## START
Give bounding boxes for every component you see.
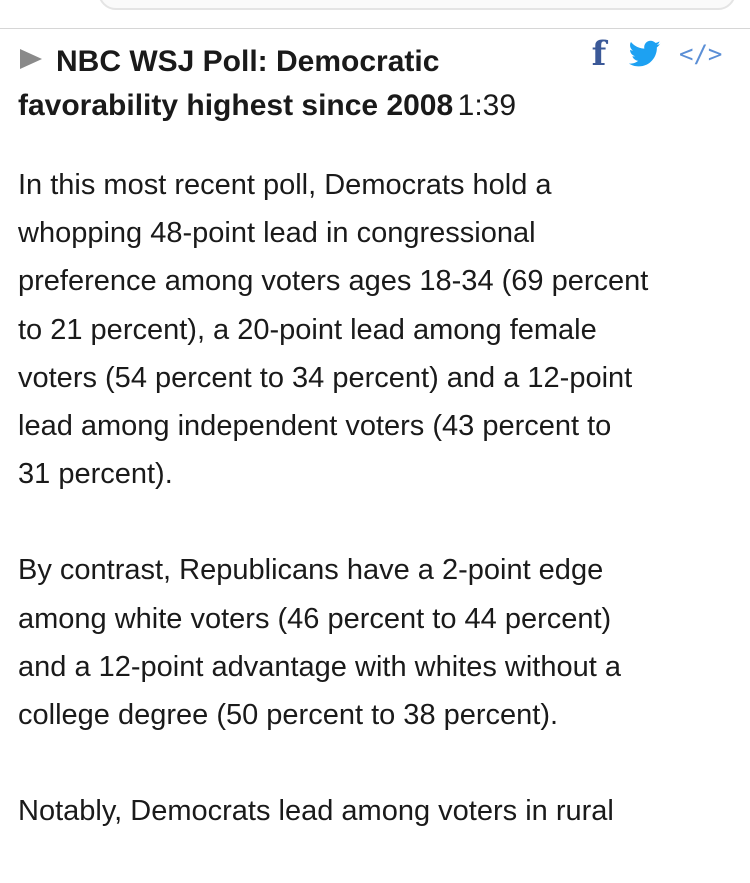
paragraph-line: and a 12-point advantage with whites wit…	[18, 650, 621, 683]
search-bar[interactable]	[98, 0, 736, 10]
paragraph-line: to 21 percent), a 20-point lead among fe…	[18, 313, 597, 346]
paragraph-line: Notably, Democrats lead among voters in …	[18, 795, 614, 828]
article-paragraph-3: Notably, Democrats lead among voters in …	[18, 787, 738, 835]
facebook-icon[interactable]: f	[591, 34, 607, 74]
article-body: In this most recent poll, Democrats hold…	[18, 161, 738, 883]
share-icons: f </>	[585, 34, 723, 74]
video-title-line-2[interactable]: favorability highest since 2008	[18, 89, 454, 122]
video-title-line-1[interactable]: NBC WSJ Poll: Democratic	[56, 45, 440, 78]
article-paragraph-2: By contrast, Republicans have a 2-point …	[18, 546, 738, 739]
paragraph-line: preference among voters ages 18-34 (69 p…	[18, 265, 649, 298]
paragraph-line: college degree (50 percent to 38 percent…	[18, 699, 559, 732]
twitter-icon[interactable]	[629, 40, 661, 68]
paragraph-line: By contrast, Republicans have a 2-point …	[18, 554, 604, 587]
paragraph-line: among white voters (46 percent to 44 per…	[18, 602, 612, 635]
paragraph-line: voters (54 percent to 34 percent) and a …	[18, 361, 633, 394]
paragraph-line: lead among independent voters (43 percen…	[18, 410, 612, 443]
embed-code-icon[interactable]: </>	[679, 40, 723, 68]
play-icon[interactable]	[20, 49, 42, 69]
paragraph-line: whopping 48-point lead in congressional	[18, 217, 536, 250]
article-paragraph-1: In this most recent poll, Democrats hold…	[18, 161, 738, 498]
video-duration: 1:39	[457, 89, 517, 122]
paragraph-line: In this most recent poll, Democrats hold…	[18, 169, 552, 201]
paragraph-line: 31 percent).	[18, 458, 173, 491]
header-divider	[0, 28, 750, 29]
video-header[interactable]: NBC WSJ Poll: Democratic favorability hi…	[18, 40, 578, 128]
## END
## START
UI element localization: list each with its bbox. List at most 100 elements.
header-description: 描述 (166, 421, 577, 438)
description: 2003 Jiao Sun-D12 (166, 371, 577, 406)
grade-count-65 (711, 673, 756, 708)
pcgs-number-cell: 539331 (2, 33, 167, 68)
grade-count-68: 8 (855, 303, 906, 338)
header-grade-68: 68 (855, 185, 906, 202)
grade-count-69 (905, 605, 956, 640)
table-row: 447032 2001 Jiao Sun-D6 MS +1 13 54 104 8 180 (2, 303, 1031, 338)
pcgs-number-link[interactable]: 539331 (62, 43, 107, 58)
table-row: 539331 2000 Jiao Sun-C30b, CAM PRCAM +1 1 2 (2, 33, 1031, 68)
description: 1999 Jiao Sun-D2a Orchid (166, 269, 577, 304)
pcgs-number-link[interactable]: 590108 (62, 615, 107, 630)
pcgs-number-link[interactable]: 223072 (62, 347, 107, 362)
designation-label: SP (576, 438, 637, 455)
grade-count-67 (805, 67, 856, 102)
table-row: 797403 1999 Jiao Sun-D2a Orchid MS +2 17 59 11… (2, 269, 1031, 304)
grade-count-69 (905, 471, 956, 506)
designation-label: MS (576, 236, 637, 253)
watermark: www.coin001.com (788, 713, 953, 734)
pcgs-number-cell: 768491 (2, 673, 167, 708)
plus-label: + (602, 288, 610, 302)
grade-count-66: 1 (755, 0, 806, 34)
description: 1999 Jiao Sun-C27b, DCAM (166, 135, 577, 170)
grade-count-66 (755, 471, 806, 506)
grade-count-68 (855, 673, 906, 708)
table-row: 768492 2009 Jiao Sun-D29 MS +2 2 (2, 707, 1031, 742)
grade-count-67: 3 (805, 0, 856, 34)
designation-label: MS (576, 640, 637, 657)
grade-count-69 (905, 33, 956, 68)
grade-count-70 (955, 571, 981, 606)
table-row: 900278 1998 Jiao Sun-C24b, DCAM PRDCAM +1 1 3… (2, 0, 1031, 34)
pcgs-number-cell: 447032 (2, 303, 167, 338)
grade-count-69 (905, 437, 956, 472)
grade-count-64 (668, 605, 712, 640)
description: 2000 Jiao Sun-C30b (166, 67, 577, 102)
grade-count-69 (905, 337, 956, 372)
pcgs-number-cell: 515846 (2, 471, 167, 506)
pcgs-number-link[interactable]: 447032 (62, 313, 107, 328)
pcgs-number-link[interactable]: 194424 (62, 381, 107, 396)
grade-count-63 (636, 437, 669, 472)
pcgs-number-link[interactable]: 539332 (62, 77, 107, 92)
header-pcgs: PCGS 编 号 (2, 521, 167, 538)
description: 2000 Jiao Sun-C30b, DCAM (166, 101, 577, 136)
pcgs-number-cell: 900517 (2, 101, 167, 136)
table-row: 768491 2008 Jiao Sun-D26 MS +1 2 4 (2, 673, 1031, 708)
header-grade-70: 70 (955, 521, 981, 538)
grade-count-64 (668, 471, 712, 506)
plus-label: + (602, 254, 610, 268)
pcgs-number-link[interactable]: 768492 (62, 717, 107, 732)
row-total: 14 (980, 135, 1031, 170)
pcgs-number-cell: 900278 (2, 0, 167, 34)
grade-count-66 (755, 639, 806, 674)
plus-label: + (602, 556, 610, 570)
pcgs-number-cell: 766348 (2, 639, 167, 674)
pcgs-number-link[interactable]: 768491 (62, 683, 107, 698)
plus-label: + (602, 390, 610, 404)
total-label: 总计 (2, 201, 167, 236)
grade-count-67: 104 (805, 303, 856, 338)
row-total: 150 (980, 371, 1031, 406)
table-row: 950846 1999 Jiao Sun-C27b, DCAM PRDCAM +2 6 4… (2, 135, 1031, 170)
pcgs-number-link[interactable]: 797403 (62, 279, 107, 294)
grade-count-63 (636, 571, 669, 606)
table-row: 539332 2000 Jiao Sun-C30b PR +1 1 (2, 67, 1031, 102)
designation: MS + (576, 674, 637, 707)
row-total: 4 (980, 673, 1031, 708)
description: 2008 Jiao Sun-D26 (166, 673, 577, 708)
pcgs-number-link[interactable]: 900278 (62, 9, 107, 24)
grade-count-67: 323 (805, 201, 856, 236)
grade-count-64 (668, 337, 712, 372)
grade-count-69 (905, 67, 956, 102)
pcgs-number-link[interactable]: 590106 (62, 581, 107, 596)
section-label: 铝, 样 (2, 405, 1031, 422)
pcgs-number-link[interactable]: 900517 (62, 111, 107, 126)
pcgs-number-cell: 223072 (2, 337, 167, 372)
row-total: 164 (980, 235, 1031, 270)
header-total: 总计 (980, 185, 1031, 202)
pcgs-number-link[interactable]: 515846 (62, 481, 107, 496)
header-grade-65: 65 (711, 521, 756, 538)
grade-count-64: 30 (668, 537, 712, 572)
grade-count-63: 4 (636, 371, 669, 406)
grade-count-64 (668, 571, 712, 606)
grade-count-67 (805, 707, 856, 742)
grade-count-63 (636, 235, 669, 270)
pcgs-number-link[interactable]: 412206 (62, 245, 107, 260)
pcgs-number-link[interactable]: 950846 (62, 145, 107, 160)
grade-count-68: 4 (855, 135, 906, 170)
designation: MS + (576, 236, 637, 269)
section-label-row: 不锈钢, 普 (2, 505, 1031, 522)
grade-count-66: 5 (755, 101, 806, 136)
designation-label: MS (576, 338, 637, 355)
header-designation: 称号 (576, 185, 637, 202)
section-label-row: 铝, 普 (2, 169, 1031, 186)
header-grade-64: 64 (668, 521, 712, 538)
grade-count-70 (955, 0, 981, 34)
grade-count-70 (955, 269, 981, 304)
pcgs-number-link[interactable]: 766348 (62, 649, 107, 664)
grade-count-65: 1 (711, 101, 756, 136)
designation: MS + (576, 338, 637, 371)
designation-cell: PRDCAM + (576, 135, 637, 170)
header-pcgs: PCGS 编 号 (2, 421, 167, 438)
## END
▶ [YOUR OBJECTIVE] Can you retype, without any change, the lines from the one containing "UI element localization: list" through the one containing "grade-count-69 (905, 33, 956, 68)", both included?

▶ [RESPONSE TO THE EXERCISE]
UI element localization: list each with its bbox. List at most 100 elements.
header-description: 描述 (166, 421, 577, 438)
description: 2003 Jiao Sun-D12 (166, 371, 577, 406)
grade-count-65 (711, 673, 756, 708)
pcgs-number-cell: 539331 (2, 33, 167, 68)
grade-count-68: 8 (855, 303, 906, 338)
header-grade-68: 68 (855, 185, 906, 202)
grade-count-69 (905, 605, 956, 640)
table-row: 447032 2001 Jiao Sun-D6 MS +1 13 54 104 8 180 (2, 303, 1031, 338)
pcgs-number-link[interactable]: 539331 (62, 43, 107, 58)
table-row: 539331 2000 Jiao Sun-C30b, CAM PRCAM +1 1 2 (2, 33, 1031, 68)
description: 1999 Jiao Sun-D2a Orchid (166, 269, 577, 304)
pcgs-number-link[interactable]: 590108 (62, 615, 107, 630)
pcgs-number-link[interactable]: 223072 (62, 347, 107, 362)
designation-label: SP (576, 438, 637, 455)
grade-count-67 (805, 67, 856, 102)
table-row: 797403 1999 Jiao Sun-D2a Orchid MS +2 17 59 11… (2, 269, 1031, 304)
grade-count-69 (905, 471, 956, 506)
designation-label: MS (576, 236, 637, 253)
watermark: www.coin001.com (788, 713, 953, 734)
pcgs-number-cell: 768491 (2, 673, 167, 708)
plus-label: + (602, 288, 610, 302)
grade-count-66: 1 (755, 0, 806, 34)
description: 1999 Jiao Sun-C27b, DCAM (166, 135, 577, 170)
grade-count-66 (755, 471, 806, 506)
grade-count-68 (855, 673, 906, 708)
table-row: 768492 2009 Jiao Sun-D29 MS +2 2 (2, 707, 1031, 742)
grade-count-67: 3 (805, 0, 856, 34)
designation-label: MS (576, 640, 637, 657)
grade-count-69 (905, 33, 956, 68)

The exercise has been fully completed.